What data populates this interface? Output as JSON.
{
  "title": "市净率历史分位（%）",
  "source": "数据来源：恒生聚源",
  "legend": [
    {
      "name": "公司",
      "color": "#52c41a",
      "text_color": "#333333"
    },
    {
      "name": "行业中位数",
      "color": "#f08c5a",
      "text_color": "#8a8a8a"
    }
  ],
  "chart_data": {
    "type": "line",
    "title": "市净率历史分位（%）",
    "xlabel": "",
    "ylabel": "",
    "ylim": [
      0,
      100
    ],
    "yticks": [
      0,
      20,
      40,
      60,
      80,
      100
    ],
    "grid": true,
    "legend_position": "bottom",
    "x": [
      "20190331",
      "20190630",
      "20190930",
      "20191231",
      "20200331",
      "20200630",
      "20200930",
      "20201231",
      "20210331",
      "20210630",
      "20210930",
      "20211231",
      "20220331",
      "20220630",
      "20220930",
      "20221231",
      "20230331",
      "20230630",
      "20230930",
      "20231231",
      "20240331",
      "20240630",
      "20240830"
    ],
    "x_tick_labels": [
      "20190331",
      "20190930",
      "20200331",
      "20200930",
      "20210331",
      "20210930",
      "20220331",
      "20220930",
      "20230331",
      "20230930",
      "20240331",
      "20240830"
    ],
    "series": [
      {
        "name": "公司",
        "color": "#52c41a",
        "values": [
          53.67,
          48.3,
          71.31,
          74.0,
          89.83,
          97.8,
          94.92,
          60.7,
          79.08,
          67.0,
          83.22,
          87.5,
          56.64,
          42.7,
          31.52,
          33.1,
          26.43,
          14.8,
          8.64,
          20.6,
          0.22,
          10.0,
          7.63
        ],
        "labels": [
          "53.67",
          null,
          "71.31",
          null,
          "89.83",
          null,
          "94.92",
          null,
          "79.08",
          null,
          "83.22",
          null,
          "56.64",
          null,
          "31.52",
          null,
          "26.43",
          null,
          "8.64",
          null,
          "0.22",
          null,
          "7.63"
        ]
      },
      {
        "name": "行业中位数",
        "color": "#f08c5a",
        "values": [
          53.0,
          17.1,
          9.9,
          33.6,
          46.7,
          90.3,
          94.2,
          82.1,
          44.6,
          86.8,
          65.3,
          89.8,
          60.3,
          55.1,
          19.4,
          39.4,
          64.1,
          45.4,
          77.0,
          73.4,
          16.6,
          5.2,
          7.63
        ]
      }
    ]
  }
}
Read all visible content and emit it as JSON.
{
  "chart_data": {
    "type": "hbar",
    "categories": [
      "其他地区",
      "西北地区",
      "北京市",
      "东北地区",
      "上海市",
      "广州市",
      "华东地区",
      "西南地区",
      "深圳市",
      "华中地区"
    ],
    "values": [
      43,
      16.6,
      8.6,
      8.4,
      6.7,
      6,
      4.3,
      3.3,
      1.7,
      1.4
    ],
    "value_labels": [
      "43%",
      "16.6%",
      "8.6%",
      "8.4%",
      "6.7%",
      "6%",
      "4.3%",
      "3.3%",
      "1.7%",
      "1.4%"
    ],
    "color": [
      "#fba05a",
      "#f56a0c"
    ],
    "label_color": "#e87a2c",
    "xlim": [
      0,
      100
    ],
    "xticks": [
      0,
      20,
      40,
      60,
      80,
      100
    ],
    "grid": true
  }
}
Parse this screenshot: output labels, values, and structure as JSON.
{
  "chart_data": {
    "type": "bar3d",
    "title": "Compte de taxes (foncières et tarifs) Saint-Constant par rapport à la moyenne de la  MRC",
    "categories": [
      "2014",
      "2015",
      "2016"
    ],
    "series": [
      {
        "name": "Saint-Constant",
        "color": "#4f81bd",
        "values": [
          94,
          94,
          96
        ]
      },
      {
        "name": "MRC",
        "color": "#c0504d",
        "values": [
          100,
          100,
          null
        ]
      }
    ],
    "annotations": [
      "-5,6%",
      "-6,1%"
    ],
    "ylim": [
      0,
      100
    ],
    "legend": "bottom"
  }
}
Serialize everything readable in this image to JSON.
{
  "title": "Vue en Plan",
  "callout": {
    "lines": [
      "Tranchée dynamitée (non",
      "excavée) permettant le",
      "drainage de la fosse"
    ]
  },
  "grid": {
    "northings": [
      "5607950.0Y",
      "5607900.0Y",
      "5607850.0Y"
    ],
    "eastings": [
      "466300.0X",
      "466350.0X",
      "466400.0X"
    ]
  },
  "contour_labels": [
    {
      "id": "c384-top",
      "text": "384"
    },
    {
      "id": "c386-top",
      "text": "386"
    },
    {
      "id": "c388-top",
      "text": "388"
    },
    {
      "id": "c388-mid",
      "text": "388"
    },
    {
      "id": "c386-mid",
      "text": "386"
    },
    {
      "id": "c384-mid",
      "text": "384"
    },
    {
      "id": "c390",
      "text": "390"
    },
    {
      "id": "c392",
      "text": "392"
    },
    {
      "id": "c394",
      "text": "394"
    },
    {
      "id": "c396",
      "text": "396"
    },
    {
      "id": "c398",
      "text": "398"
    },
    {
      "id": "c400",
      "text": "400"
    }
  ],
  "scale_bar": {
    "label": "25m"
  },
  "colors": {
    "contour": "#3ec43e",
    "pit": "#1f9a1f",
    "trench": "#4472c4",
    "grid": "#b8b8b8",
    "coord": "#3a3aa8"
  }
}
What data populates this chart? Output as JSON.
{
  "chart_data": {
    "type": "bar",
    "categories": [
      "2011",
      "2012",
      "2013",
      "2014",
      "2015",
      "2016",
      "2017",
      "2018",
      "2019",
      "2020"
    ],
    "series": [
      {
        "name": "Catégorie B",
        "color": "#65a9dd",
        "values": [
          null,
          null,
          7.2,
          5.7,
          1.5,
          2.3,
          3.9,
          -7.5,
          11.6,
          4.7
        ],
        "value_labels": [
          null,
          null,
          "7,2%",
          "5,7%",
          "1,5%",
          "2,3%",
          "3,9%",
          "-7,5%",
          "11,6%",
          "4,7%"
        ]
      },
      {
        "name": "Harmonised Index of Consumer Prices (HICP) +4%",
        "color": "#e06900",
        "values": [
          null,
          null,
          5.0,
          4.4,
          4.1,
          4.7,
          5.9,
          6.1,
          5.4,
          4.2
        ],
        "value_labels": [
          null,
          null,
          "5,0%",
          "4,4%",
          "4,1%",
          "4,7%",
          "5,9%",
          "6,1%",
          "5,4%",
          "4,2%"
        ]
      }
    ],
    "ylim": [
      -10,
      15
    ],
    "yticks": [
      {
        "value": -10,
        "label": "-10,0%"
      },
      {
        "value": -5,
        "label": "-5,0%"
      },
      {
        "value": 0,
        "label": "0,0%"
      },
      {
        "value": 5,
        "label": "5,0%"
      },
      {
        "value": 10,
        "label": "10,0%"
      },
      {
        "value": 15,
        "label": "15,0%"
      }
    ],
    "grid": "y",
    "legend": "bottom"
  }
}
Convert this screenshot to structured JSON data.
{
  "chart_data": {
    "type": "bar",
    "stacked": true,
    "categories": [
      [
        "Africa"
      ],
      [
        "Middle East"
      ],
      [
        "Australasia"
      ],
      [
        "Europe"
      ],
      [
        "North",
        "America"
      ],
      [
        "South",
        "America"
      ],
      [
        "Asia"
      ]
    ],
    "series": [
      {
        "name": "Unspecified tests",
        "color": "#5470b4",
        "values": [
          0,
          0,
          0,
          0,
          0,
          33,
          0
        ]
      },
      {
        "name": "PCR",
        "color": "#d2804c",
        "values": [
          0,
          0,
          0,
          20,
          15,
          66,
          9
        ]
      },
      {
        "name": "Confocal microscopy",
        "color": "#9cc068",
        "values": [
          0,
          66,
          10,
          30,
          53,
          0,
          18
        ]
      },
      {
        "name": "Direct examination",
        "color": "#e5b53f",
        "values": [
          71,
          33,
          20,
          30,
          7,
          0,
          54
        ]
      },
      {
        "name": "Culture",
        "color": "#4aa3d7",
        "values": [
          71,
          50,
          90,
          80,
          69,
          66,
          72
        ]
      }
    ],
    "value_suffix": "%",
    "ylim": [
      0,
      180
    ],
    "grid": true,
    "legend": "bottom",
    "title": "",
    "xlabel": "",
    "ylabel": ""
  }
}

§

-- Given instruction --
Return each line of the data that contains the string "What".

-- Task output --
What data populates this interface? Output as JSON.
What data populates this chart? Output as JSON.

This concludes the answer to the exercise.